### Your instructions
Return the records word for word. Any pictures in them are not part of the copy.

::: Provided data :::

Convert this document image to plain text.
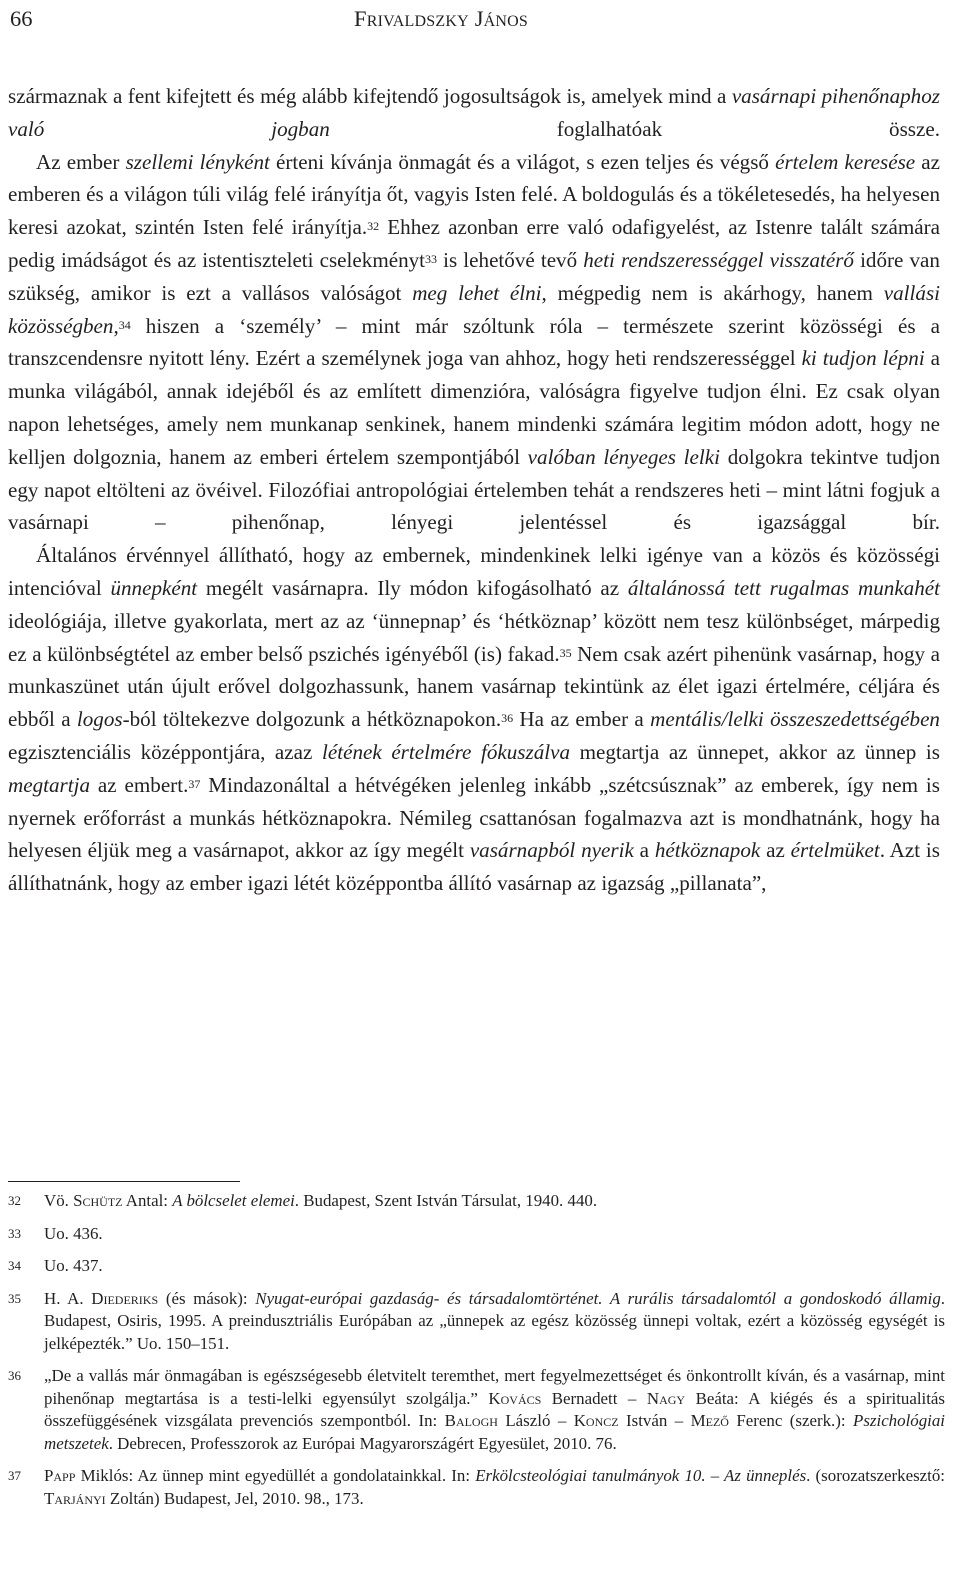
66	Frivaldszky János

származnak a fent kifejtett és még alább kifejtendő jogosultságok is, amelyek mind a vasárnapi pihenőnaphoz való jogban foglalhatóak össze.

Az ember szellemi lényként érteni kívánja önmagát és a világot, s ezen teljes és végső értelem keresése az emberen és a világon túli világ felé irányítja őt, vagyis Isten felé. A boldogulás és a tökéletesedés, ha helyesen keresi azokat, szintén Isten felé irányítja.$^{32}$ Ehhez azonban erre való odafigyelést, az Istenre talált számára pedig imádságot és az istentiszteleti cselekményt$^{33}$ is lehetővé tevő heti rendszerességgel visszatérő időre van szükség, amikor is ezt a vallásos valóságot meg lehet élni, mégpedig nem is akárhogy, hanem vallási közösségben,$^{34}$ hiszen a ‘személy’ – mint már szóltunk róla – természete szerint közösségi és a transzcendensre nyitott lény. Ezért a személynek joga van ahhoz, hogy heti rendszerességgel ki tudjon lépni a munka világából, annak idejéből és az említett dimenzióra, valóságra figyelve tudjon élni. Ez csak olyan napon lehetséges, amely nem munkanap senkinek, hanem mindenki számára legitim módon adott, hogy ne kelljen dolgoznia, hanem az emberi értelem szempontjából valóban lényeges lelki dolgokra tekintve tudjon egy napot eltölteni az övéivel. Filozófiai antropológiai értelemben tehát a rendszeres heti – mint látni fogjuk a vasárnapi – pihenőnap, lényegi jelentéssel és igazsággal bír.

Általános érvénnyel állítható, hogy az embernek, mindenkinek lelki igénye van a közös és közösségi intencióval ünnepként megélt vasárnapra. Ily módon kifogásolható az általánossá tett rugalmas munkahét ideológiája, illetve gyakorlata, mert az az ‘ünnepnap’ és ‘hétköznap’ között nem tesz különbséget, márpedig ez a különbségtétel az ember belső pszichés igényéből (is) fakad.$^{35}$ Nem csak azért pihenünk vasárnap, hogy a munkaszünet után újult erővel dolgozhassunk, hanem vasárnap tekintünk az élet igazi értelmére, céljára és ebből a logos-ból töltekezve dolgozunk a hétköznapokon.$^{36}$ Ha az ember a mentális/lelki összeszedettségében egzisztenciális középpontjára, azaz létének értelmére fókuszálva megtartja az ünnepet, akkor az ünnep is megtartja az embert.$^{37}$ Mindazonáltal a hétvégéken jelenleg inkább „szétcsúsznak” az emberek, így nem is nyernek erőforrást a munkás hétköznapokra. Némileg csattanósan fogalmazva azt is mondhatnánk, hogy ha helyesen éljük meg a vasárnapot, akkor az így megélt vasárnapból nyerik a hétköznapok az értelmüket. Azt is állíthatnánk, hogy az ember igazi létét középpontba állító vasárnap az igazság „pillanata”,

32 Vö. Schütz Antal: A bölcselet elemei. Budapest, Szent István Társulat, 1940. 440.
33 Uo. 436.
34 Uo. 437.
35 H. A. Diederiks (és mások): Nyugat-európai gazdaság- és társadalomtörténet. A rurális társadalomtól a gondoskodó államig. Budapest, Osiris, 1995. A preindusztriális Európában az „ünnepek az egész közösség ünnepi voltak, ezért a közösség egységét is jelképezték.” Uo. 150–151.
36 „De a vallás már önmagában is egészségesebb életvitelt teremthet, mert fegyelmezettséget és önkontrollt kíván, és a vasárnap, mint pihenőnap megtartása is a testi-lelki egyensúlyt szolgálja.” Kovács Bernadett – Nagy Beáta: A kiégés és a spiritualitás összefüggésének vizsgálata prevenciós szempontból. In: Balogh László – Koncz István – Mező Ferenc (szerk.): Pszichológiai metszetek. Debrecen, Professzorok az Európai Magyarországért Egyesület, 2010. 76.
37 Papp Miklós: Az ünnep mint egyedüllét a gondolatainkkal. In: Erkölcsteológiai tanulmányok 10. – Az ünneplés. (sorozatszerkesztő: Tarjányi Zoltán) Budapest, Jel, 2010. 98., 173.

:::

### Written answer
Convert this document image to plain text.
66	Frivaldszky János

származnak a fent kifejtett és még alább kifejtendő jogosultságok is, amelyek mind a vasárnapi pihenőnaphoz való jogban foglalhatóak össze.

Az ember szellemi lényként érteni kívánja önmagát és a világot, s ezen teljes és végső értelem keresése az emberen és a világon túli világ felé irányítja őt, vagyis Isten felé. A boldogulás és a tökéletesedés, ha helyesen keresi azokat, szintén Isten felé irányítja.$^{32}$ Ehhez azonban erre való odafigyelést, az Istenre talált számára pedig imádságot és az istentiszteleti cselekményt$^{33}$ is lehetővé tevő heti rendszerességgel visszatérő időre van szükség, amikor is ezt a vallásos valóságot meg lehet élni, mégpedig nem is akárhogy, hanem vallási közösségben,$^{34}$ hiszen a ‘személy’ – mint már szóltunk róla – természete szerint közösségi és a transzcendensre nyitott lény. Ezért a személynek joga van ahhoz, hogy heti rendszerességgel ki tudjon lépni a munka világából, annak idejéből és az említett dimenzióra, valóságra figyelve tudjon élni. Ez csak olyan napon lehetséges, amely nem munkanap senkinek, hanem mindenki számára legitim módon adott, hogy ne kelljen dolgoznia, hanem az emberi értelem szempontjából valóban lényeges lelki dolgokra tekintve tudjon egy napot eltölteni az övéivel. Filozófiai antropológiai értelemben tehát a rendszeres heti – mint látni fogjuk a vasárnapi – pihenőnap, lényegi jelentéssel és igazsággal bír.

Általános érvénnyel állítható, hogy az embernek, mindenkinek lelki igénye van a közös és közösségi intencióval ünnepként megélt vasárnapra. Ily módon kifogásolható az általánossá tett rugalmas munkahét ideológiája, illetve gyakorlata, mert az az ‘ünnepnap’ és ‘hétköznap’ között nem tesz különbséget, márpedig ez a különbségtétel az ember belső pszichés igényéből (is) fakad.$^{35}$ Nem csak azért pihenünk vasárnap, hogy a munkaszünet után újult erővel dolgozhassunk, hanem vasárnap tekintünk az élet igazi értelmére, céljára és ebből a logos-ból töltekezve dolgozunk a hétköznapokon.$^{36}$ Ha az ember a mentális/lelki összeszedettségében egzisztenciális középpontjára, azaz létének értelmére fókuszálva megtartja az ünnepet, akkor az ünnep is megtartja az embert.$^{37}$ Mindazonáltal a hétvégéken jelenleg inkább „szétcsúsznak” az emberek, így nem is nyernek erőforrást a munkás hétköznapokra. Némileg csattanósan fogalmazva azt is mondhatnánk, hogy ha helyesen éljük meg a vasárnapot, akkor az így megélt vasárnapból nyerik a hétköznapok az értelmüket. Azt is állíthatnánk, hogy az ember igazi létét középpontba állító vasárnap az igazság „pillanata”,

32 Vö. Schütz Antal: A bölcselet elemei. Budapest, Szent István Társulat, 1940. 440.
33 Uo. 436.
34 Uo. 437.
35 H. A. Diederiks (és mások): Nyugat-európai gazdaság- és társadalomtörténet. A rurális társadalomtól a gondoskodó államig. Budapest, Osiris, 1995. A preindusztriális Európában az „ünnepek az egész közösség ünnepi voltak, ezért a közösség egységét is jelképezték.” Uo. 150–151.
36 „De a vallás már önmagában is egészségesebb életvitelt teremthet, mert fegyelmezettséget és önkontrollt kíván, és a vasárnap, mint pihenőnap megtartása is a testi-lelki egyensúlyt szolgálja.” Kovács Bernadett – Nagy Beáta: A kiégés és a spiritualitás összefüggésének vizsgálata prevenciós szempontból. In: Balogh László – Koncz István – Mező Ferenc (szerk.): Pszichológiai metszetek. Debrecen, Professzorok az Európai Magyarországért Egyesület, 2010. 76.
37 Papp Miklós: Az ünnep mint egyedüllét a gondolatainkkal. In: Erkölcsteológiai tanulmányok 10. – Az ünneplés. (sorozatszerkesztő: Tarjányi Zoltán) Budapest, Jel, 2010. 98., 173.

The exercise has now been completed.